WHAT THE EXERCISE ASKS >> Check every line of the entries below for the word "jams", and copy the ones that have it.

(Extracted records)

%%

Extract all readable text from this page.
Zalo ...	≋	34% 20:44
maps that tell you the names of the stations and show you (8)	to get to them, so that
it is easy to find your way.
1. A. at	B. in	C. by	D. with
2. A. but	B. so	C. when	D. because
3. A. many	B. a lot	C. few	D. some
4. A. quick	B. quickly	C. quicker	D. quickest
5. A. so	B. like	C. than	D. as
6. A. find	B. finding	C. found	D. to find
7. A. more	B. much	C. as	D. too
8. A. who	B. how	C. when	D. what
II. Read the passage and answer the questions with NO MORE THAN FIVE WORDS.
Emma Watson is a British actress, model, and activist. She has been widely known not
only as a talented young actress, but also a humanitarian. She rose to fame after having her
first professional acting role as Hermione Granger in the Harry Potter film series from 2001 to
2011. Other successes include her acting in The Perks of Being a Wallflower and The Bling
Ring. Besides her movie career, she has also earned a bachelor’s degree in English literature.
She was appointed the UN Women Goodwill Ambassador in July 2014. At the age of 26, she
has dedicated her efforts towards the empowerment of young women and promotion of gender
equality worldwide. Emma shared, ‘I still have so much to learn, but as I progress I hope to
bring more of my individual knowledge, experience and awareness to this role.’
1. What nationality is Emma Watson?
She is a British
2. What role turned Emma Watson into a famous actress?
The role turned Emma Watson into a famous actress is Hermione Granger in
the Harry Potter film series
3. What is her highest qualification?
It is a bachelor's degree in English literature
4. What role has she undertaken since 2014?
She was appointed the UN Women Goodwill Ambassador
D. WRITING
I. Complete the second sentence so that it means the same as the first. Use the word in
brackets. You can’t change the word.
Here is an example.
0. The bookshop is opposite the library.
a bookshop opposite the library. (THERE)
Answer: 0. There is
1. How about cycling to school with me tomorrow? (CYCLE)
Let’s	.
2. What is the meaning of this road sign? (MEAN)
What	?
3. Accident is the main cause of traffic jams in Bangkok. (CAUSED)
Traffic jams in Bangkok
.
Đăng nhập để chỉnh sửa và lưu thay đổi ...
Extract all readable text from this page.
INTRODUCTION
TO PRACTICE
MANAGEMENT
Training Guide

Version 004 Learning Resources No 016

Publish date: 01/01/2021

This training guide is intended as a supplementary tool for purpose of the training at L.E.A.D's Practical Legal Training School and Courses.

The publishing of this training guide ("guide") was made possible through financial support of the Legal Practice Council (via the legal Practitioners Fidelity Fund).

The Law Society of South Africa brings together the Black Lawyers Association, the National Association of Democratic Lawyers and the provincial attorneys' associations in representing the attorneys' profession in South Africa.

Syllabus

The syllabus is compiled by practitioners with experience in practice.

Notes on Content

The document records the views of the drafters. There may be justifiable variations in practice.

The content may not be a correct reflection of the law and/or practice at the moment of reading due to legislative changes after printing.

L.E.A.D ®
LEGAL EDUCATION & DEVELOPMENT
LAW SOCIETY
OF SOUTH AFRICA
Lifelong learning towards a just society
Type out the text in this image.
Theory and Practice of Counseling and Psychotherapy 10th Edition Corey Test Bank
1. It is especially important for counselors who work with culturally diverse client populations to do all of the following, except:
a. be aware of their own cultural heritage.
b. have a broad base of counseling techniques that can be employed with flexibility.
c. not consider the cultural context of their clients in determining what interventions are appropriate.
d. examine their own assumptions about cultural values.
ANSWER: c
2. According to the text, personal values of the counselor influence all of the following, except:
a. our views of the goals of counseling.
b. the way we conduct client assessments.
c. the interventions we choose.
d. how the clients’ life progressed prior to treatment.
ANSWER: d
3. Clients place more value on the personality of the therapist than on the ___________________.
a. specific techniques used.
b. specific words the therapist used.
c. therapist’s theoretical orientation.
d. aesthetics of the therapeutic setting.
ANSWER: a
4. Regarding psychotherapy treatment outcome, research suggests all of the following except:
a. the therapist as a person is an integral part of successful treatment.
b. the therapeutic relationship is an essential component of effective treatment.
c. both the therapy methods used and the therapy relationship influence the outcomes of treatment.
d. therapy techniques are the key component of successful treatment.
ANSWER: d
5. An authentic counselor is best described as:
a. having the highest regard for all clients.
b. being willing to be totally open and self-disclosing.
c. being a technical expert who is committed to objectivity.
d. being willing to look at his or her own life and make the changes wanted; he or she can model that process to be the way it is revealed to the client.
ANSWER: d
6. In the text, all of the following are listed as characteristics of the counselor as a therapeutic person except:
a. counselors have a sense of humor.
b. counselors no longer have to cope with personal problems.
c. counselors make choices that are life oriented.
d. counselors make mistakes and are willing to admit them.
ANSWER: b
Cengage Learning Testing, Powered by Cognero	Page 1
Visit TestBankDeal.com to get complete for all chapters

%%

OUTPUT >>
3. Accident is the main cause of traffic jams in Bangkok. (CAUSED)
Traffic jams in Bangkok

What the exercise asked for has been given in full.